**EXERCISE DESCRIPTION:** Each entry below is to be given again word for word, with no pictures.
##############################
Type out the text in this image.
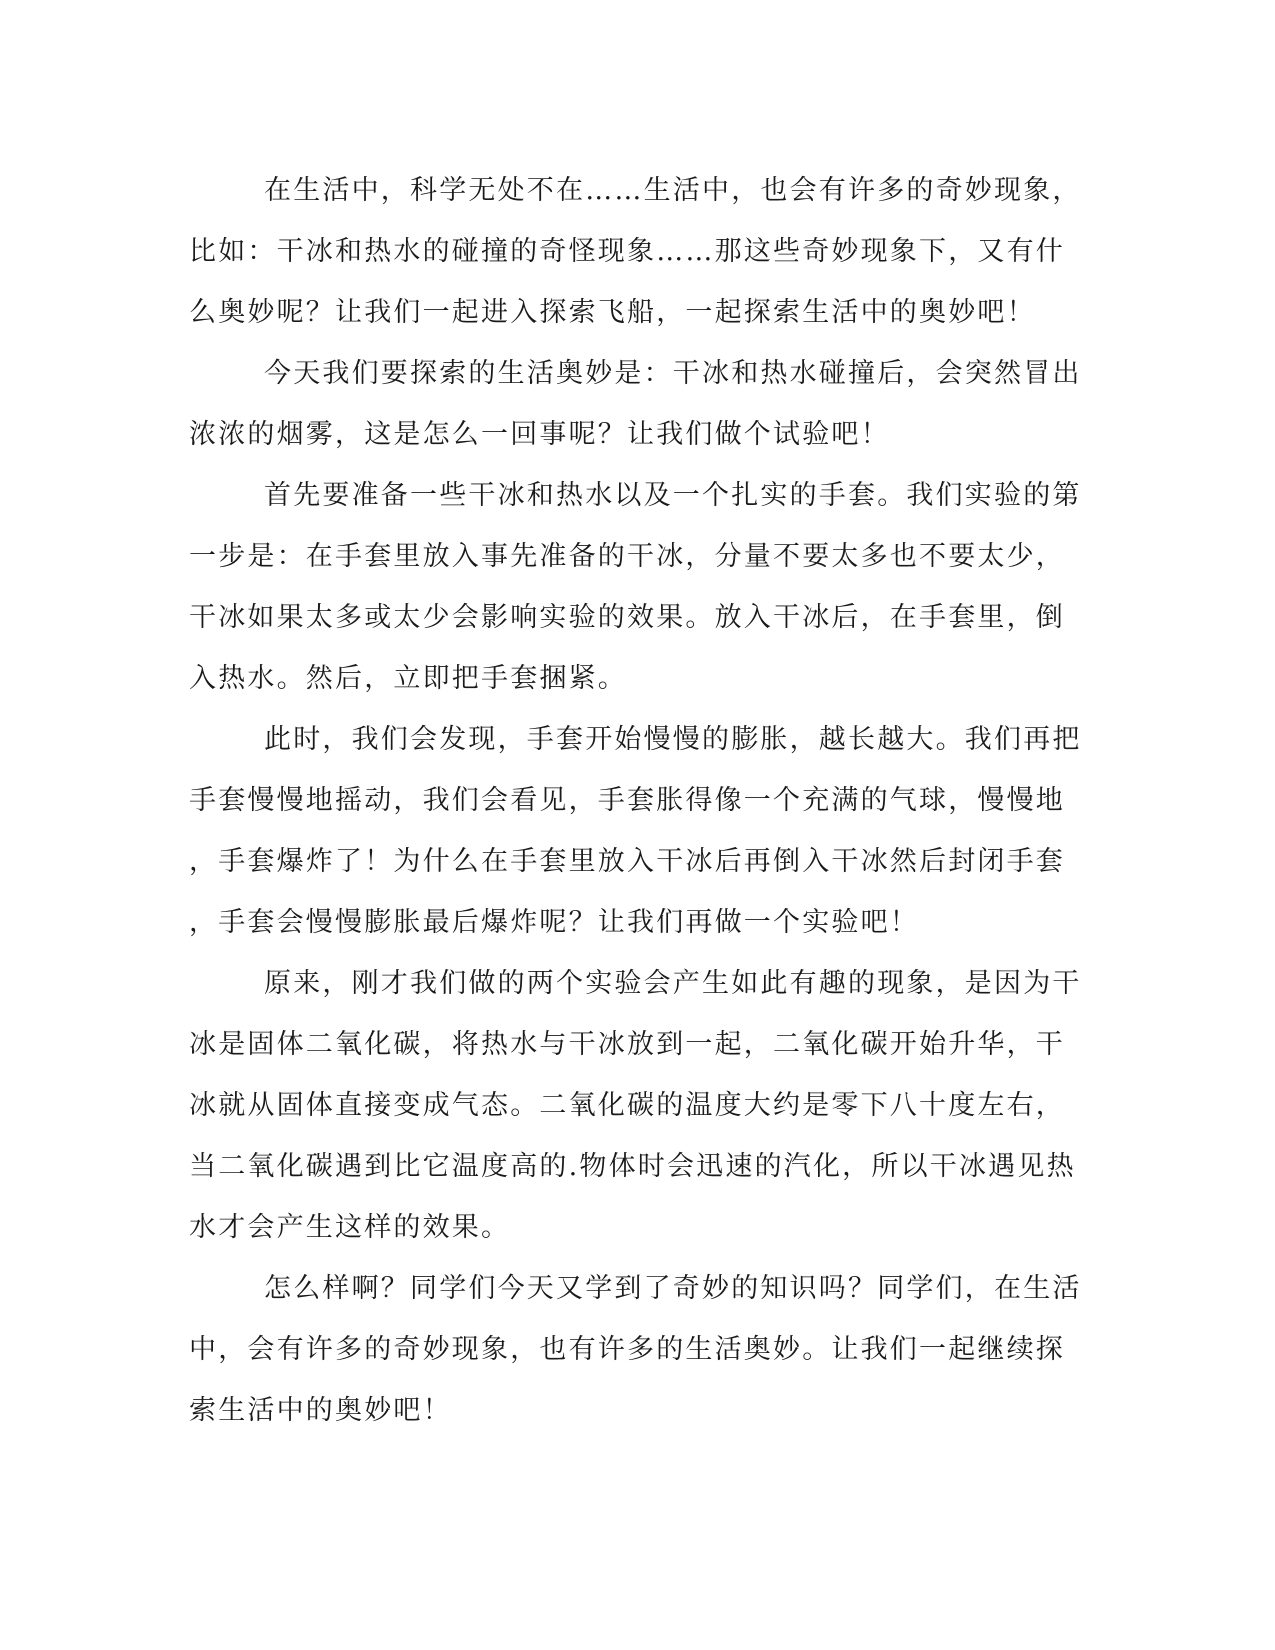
在生活中，科学无处不在……生活中，也会有许多的奇妙现象，
比如：干冰和热水的碰撞的奇怪现象……那这些奇妙现象下，又有什
么奥妙呢？让我们一起进入探索飞船，一起探索生活中的奥妙吧！
今天我们要探索的生活奥妙是：干冰和热水碰撞后，会突然冒出
浓浓的烟雾，这是怎么一回事呢？让我们做个试验吧！
首先要准备一些干冰和热水以及一个扎实的手套。我们实验的第
一步是：在手套里放入事先准备的干冰，分量不要太多也不要太少，
干冰如果太多或太少会影响实验的效果。放入干冰后，在手套里，倒
入热水。然后，立即把手套捆紧。
此时，我们会发现，手套开始慢慢的膨胀，越长越大。我们再把
手套慢慢地摇动，我们会看见，手套胀得像一个充满的气球，慢慢地
，手套爆炸了！为什么在手套里放入干冰后再倒入干冰然后封闭手套
，手套会慢慢膨胀最后爆炸呢？让我们再做一个实验吧！
原来，刚才我们做的两个实验会产生如此有趣的现象，是因为干
冰是固体二氧化碳，将热水与干冰放到一起，二氧化碳开始升华，干
冰就从固体直接变成气态。二氧化碳的温度大约是零下八十度左右，
当二氧化碳遇到比它温度高的.物体时会迅速的汽化，所以干冰遇见热
水才会产生这样的效果。
怎么样啊？同学们今天又学到了奇妙的知识吗？同学们，在生活
中，会有许多的奇妙现象，也有许多的生活奥妙。让我们一起继续探
索生活中的奥妙吧！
##############################
**FINISHED EXERCISE:**
Type out the text in this image.
在生活中，科学无处不在……生活中，也会有许多的奇妙现象，
比如：干冰和热水的碰撞的奇怪现象……那这些奇妙现象下，又有什
么奥妙呢？让我们一起进入探索飞船，一起探索生活中的奥妙吧！
今天我们要探索的生活奥妙是：干冰和热水碰撞后，会突然冒出
浓浓的烟雾，这是怎么一回事呢？让我们做个试验吧！
首先要准备一些干冰和热水以及一个扎实的手套。我们实验的第
一步是：在手套里放入事先准备的干冰，分量不要太多也不要太少，
干冰如果太多或太少会影响实验的效果。放入干冰后，在手套里，倒
入热水。然后，立即把手套捆紧。
此时，我们会发现，手套开始慢慢的膨胀，越长越大。我们再把
手套慢慢地摇动，我们会看见，手套胀得像一个充满的气球，慢慢地
，手套爆炸了！为什么在手套里放入干冰后再倒入干冰然后封闭手套
，手套会慢慢膨胀最后爆炸呢？让我们再做一个实验吧！
原来，刚才我们做的两个实验会产生如此有趣的现象，是因为干
冰是固体二氧化碳，将热水与干冰放到一起，二氧化碳开始升华，干
冰就从固体直接变成气态。二氧化碳的温度大约是零下八十度左右，
当二氧化碳遇到比它温度高的.物体时会迅速的汽化，所以干冰遇见热
水才会产生这样的效果。
怎么样啊？同学们今天又学到了奇妙的知识吗？同学们，在生活
中，会有许多的奇妙现象，也有许多的生活奥妙。让我们一起继续探
索生活中的奥妙吧！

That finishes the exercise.